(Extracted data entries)
--- BEGIN ---

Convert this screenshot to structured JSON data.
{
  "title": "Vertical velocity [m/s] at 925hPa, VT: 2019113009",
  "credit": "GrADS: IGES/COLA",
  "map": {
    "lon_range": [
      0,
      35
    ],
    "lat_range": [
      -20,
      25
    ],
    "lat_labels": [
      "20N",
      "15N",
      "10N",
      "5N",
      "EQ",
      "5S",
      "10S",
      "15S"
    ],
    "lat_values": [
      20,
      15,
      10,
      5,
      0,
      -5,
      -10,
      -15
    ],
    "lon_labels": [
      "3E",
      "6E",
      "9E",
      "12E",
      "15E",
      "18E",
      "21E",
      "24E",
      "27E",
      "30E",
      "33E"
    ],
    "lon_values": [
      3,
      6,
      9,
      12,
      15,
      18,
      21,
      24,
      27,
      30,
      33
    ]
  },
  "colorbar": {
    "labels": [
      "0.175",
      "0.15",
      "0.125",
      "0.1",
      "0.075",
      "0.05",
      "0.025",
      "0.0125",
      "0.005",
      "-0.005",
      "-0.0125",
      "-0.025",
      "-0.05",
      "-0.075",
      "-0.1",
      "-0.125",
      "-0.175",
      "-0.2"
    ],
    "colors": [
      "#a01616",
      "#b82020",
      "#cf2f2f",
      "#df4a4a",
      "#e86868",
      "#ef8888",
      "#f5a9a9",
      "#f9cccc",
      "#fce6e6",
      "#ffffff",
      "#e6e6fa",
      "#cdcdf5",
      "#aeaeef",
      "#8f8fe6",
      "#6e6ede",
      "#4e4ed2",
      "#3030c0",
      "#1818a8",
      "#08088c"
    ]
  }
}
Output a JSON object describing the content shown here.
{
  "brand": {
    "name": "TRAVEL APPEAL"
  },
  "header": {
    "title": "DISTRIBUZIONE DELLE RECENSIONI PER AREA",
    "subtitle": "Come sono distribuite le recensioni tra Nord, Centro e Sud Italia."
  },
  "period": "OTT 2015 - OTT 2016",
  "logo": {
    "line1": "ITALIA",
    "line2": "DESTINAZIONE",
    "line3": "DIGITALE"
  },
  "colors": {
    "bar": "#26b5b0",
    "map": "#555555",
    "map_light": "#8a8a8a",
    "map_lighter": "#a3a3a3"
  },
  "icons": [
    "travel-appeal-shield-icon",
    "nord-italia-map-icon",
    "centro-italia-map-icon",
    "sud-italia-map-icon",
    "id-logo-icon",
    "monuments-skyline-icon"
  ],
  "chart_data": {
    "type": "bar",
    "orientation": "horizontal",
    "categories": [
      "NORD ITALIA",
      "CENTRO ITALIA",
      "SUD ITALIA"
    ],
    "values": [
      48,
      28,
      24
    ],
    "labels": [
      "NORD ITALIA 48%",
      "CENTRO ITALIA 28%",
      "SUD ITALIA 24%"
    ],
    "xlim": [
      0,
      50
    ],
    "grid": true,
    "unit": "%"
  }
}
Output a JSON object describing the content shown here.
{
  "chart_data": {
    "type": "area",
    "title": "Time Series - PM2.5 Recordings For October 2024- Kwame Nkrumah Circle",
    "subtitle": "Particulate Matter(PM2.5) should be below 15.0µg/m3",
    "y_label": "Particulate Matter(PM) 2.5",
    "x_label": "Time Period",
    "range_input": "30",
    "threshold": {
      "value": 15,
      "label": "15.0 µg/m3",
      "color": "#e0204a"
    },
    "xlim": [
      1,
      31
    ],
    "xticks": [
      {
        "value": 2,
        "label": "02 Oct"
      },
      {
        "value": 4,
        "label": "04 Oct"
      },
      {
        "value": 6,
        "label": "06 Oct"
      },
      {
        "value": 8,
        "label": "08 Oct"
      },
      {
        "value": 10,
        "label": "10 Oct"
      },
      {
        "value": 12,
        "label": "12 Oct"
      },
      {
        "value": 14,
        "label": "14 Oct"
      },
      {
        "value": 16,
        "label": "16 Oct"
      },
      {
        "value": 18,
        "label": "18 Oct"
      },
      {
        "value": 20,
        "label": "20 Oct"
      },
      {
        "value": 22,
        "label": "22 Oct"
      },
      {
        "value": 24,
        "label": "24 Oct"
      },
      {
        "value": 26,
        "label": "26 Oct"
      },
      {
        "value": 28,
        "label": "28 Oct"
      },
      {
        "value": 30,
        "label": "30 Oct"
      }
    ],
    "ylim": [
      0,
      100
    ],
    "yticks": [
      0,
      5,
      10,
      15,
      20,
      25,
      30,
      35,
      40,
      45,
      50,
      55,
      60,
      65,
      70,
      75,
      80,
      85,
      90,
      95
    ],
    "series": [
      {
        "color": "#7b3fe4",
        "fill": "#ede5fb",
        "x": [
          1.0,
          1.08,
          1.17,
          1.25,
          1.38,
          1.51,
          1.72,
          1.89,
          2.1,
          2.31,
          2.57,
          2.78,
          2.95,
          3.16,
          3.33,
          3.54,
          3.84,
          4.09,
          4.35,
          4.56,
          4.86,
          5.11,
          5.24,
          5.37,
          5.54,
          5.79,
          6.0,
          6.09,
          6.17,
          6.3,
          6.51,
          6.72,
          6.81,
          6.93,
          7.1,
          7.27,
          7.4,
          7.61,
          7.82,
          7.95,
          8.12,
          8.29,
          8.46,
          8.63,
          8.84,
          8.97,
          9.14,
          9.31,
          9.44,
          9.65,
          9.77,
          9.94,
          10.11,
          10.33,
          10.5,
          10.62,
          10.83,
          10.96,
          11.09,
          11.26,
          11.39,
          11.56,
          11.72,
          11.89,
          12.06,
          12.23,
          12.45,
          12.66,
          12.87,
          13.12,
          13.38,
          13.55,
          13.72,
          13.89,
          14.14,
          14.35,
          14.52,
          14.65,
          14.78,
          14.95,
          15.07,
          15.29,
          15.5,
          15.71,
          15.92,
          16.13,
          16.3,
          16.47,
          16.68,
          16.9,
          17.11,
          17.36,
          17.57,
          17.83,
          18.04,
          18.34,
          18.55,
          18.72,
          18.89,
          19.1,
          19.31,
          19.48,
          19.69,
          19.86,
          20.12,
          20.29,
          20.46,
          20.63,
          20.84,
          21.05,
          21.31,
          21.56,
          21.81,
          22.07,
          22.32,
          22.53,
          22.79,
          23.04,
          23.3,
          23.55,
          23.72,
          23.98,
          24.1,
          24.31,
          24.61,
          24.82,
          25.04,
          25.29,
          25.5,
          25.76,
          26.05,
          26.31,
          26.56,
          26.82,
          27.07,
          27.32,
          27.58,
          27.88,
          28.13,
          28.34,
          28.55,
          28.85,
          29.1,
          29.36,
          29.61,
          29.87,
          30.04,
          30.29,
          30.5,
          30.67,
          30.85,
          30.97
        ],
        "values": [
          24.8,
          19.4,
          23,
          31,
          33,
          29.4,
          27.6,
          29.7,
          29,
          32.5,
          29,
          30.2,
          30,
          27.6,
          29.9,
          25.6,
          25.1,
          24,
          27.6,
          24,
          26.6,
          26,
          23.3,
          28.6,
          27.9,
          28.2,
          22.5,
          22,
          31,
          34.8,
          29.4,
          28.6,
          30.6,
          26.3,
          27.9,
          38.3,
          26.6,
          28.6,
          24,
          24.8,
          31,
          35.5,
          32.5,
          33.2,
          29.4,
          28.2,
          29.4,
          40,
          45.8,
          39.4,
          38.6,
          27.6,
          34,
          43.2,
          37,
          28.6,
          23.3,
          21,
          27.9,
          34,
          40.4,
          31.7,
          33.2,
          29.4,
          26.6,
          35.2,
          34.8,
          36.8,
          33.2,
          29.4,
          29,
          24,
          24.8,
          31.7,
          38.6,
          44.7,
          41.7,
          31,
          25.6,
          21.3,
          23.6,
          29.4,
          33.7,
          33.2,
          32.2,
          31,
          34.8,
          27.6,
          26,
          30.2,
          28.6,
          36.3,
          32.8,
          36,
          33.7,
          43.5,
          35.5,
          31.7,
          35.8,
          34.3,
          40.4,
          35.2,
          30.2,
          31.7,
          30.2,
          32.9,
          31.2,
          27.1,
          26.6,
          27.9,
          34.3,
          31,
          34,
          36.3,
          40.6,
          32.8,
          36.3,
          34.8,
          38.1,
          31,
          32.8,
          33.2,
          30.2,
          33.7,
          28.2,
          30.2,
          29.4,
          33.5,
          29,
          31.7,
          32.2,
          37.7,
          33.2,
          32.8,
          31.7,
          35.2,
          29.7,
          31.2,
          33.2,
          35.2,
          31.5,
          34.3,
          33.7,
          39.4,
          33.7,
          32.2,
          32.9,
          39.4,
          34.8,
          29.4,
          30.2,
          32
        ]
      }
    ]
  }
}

--- END ---

Show all lines from the data above in which the word "Matter" appears.

    "subtitle": "Particulate Matter(PM2.5) should be below 15.0µg/m3",
    "y_label": "Particulate Matter(PM) 2.5",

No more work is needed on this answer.